#### [WHAT TO PRODUCE]
Rewrite each of the rows below as one numbered list, leaving out any blank lines.

#### [MATERIAL SUPPLIED]
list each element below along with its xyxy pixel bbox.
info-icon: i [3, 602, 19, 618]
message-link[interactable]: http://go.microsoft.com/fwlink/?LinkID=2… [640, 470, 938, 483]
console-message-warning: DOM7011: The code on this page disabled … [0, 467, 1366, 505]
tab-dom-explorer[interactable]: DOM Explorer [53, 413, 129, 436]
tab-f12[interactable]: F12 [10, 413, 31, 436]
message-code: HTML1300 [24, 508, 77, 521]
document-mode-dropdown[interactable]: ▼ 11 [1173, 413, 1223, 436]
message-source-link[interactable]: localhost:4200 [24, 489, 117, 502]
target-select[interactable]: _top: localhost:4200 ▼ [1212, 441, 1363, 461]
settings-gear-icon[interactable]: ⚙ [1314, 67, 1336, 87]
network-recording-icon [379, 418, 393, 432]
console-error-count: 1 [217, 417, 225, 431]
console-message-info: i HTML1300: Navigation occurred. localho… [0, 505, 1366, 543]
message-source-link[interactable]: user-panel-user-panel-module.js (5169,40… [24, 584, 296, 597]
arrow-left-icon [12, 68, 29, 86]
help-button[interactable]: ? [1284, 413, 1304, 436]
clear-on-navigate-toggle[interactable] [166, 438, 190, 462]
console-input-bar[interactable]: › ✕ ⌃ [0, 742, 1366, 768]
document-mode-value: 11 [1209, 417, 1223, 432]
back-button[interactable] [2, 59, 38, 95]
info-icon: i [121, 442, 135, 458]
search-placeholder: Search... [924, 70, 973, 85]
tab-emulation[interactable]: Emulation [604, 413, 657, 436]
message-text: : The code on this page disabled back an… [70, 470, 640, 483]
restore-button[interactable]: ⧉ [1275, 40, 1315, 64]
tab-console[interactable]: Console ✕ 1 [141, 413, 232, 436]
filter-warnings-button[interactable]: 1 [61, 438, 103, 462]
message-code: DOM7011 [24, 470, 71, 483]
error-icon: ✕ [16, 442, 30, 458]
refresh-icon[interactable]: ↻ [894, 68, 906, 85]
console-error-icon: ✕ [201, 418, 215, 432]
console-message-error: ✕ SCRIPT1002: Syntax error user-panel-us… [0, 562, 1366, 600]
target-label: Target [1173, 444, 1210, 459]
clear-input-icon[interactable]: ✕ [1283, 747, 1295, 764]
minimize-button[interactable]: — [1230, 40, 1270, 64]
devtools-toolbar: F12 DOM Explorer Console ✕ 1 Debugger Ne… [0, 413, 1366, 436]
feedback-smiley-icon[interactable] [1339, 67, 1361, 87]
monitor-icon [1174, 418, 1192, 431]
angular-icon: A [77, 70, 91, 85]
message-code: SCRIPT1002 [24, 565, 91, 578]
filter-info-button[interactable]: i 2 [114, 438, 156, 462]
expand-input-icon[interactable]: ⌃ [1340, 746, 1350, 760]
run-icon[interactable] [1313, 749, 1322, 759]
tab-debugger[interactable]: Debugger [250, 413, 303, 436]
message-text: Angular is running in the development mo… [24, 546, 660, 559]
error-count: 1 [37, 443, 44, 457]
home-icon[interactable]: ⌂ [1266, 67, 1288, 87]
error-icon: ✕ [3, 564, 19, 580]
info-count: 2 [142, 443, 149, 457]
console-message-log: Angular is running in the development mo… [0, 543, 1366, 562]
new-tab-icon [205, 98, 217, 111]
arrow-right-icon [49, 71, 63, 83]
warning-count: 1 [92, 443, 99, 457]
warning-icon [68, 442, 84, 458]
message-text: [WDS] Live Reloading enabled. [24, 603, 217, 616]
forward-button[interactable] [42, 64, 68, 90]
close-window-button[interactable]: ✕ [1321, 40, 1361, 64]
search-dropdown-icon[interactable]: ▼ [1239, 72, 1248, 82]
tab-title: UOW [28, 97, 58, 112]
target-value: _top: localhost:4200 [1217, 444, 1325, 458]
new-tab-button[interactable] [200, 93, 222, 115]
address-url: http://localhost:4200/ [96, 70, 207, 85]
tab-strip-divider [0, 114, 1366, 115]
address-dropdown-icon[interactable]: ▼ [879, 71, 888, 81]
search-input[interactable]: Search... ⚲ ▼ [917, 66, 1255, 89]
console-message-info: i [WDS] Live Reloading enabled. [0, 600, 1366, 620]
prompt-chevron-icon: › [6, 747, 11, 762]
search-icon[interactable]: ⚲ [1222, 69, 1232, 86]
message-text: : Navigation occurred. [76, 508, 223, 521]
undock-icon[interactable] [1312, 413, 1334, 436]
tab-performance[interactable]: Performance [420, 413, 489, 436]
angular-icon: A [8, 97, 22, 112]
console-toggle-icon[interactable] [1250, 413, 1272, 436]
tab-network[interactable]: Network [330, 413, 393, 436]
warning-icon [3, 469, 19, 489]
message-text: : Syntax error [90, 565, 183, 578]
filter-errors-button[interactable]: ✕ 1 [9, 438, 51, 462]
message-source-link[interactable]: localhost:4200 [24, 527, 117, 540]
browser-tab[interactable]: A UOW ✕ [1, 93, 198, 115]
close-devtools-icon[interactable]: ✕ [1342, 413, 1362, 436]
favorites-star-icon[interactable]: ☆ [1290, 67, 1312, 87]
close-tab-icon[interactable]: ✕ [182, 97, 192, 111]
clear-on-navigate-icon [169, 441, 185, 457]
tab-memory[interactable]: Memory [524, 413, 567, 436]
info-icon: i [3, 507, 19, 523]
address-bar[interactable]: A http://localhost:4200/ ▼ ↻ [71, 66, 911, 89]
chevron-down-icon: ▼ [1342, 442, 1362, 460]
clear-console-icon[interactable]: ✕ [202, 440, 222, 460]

#### [RESULT OF THIS EXERCISE]
1. list each element below along with its xyxy pixel bbox.
2. info-icon: i [3, 602, 19, 618]
3. message-link[interactable]: http://go.microsoft.com/fwlink/?LinkID=2… [640, 470, 938, 483]
4. console-message-warning: DOM7011: The code on this page disabled … [0, 467, 1366, 505]
5. tab-dom-explorer[interactable]: DOM Explorer [53, 413, 129, 436]
6. tab-f12[interactable]: F12 [10, 413, 31, 436]
7. message-code: HTML1300 [24, 508, 77, 521]
8. document-mode-dropdown[interactable]: ▼ 11 [1173, 413, 1223, 436]
9. message-source-link[interactable]: localhost:4200 [24, 489, 117, 502]
10. target-select[interactable]: _top: localhost:4200 ▼ [1212, 441, 1363, 461]
11. settings-gear-icon[interactable]: ⚙ [1314, 67, 1336, 87]
12. network-recording-icon [379, 418, 393, 432]
13. console-error-count: 1 [217, 417, 225, 431]
14. console-message-info: i HTML1300: Navigation occurred. localho… [0, 505, 1366, 543]
15. message-source-link[interactable]: user-panel-user-panel-module.js (5169,40… [24, 584, 296, 597]
16. arrow-left-icon [12, 68, 29, 86]
17. help-button[interactable]: ? [1284, 413, 1304, 436]
18. clear-on-navigate-toggle[interactable] [166, 438, 190, 462]
19. console-input-bar[interactable]: › ✕ ⌃ [0, 742, 1366, 768]
20. document-mode-value: 11 [1209, 417, 1223, 432]
21. back-button[interactable] [2, 59, 38, 95]
22. info-icon: i [121, 442, 135, 458]
23. search-placeholder: Search... [924, 70, 973, 85]
24. tab-emulation[interactable]: Emulation [604, 413, 657, 436]
25. message-text: : The code on this page disabled back an… [70, 470, 640, 483]
26. restore-button[interactable]: ⧉ [1275, 40, 1315, 64]
27. tab-console[interactable]: Console ✕ 1 [141, 413, 232, 436]
28. filter-warnings-button[interactable]: 1 [61, 438, 103, 462]
29. message-code: DOM7011 [24, 470, 71, 483]
30. error-icon: ✕ [16, 442, 30, 458]
31. refresh-icon[interactable]: ↻ [894, 68, 906, 85]
32. console-error-icon: ✕ [201, 418, 215, 432]
33. console-message-error: ✕ SCRIPT1002: Syntax error user-panel-us… [0, 562, 1366, 600]
34. target-label: Target [1173, 444, 1210, 459]
35. clear-input-icon[interactable]: ✕ [1283, 747, 1295, 764]
36. minimize-button[interactable]: — [1230, 40, 1270, 64]
37. devtools-toolbar: F12 DOM Explorer Console ✕ 1 Debugger Ne… [0, 413, 1366, 436]
38. feedback-smiley-icon[interactable] [1339, 67, 1361, 87]
39. monitor-icon [1174, 418, 1192, 431]
40. angular-icon: A [77, 70, 91, 85]
41. message-code: SCRIPT1002 [24, 565, 91, 578]
42. filter-info-button[interactable]: i 2 [114, 438, 156, 462]
43. expand-input-icon[interactable]: ⌃ [1340, 746, 1350, 760]
44. run-icon[interactable] [1313, 749, 1322, 759]
45. tab-debugger[interactable]: Debugger [250, 413, 303, 436]
46. message-text: Angular is running in the development mo… [24, 546, 660, 559]
47. error-count: 1 [37, 443, 44, 457]
48. home-icon[interactable]: ⌂ [1266, 67, 1288, 87]
49. error-icon: ✕ [3, 564, 19, 580]
50. info-count: 2 [142, 443, 149, 457]
51. console-message-log: Angular is running in the development mo… [0, 543, 1366, 562]
52. new-tab-icon [205, 98, 217, 111]
53. arrow-right-icon [49, 71, 63, 83]
54. warning-count: 1 [92, 443, 99, 457]
55. warning-icon [68, 442, 84, 458]
56. message-text: [WDS] Live Reloading enabled. [24, 603, 217, 616]
57. forward-button[interactable] [42, 64, 68, 90]
58. close-window-button[interactable]: ✕ [1321, 40, 1361, 64]
59. search-dropdown-icon[interactable]: ▼ [1239, 72, 1248, 82]
60. tab-title: UOW [28, 97, 58, 112]
61. target-value: _top: localhost:4200 [1217, 444, 1325, 458]
62. new-tab-button[interactable] [200, 93, 222, 115]
63. address-url: http://localhost:4200/ [96, 70, 207, 85]
64. tab-strip-divider [0, 114, 1366, 115]
65. address-dropdown-icon[interactable]: ▼ [879, 71, 888, 81]
66. search-input[interactable]: Search... ⚲ ▼ [917, 66, 1255, 89]
67. console-message-info: i [WDS] Live Reloading enabled. [0, 600, 1366, 620]
68. prompt-chevron-icon: › [6, 747, 11, 762]
69. search-icon[interactable]: ⚲ [1222, 69, 1232, 86]
70. message-text: : Navigation occurred. [76, 508, 223, 521]
71. undock-icon[interactable] [1312, 413, 1334, 436]
72. tab-performance[interactable]: Performance [420, 413, 489, 436]
73. angular-icon: A [8, 97, 22, 112]
74. console-toggle-icon[interactable] [1250, 413, 1272, 436]
75. tab-network[interactable]: Network [330, 413, 393, 436]
76. warning-icon [3, 469, 19, 489]
77. message-text: : Syntax error [90, 565, 183, 578]
78. filter-errors-button[interactable]: ✕ 1 [9, 438, 51, 462]
79. message-source-link[interactable]: localhost:4200 [24, 527, 117, 540]
80. browser-tab[interactable]: A UOW ✕ [1, 93, 198, 115]
81. close-devtools-icon[interactable]: ✕ [1342, 413, 1362, 436]
82. favorites-star-icon[interactable]: ☆ [1290, 67, 1312, 87]
83. close-tab-icon[interactable]: ✕ [182, 97, 192, 111]
84. clear-on-navigate-icon [169, 441, 185, 457]
85. tab-memory[interactable]: Memory [524, 413, 567, 436]
86. info-icon: i [3, 507, 19, 523]
87. address-bar[interactable]: A http://localhost:4200/ ▼ ↻ [71, 66, 911, 89]
88. chevron-down-icon: ▼ [1342, 442, 1362, 460]
89. clear-console-icon[interactable]: ✕ [202, 440, 222, 460]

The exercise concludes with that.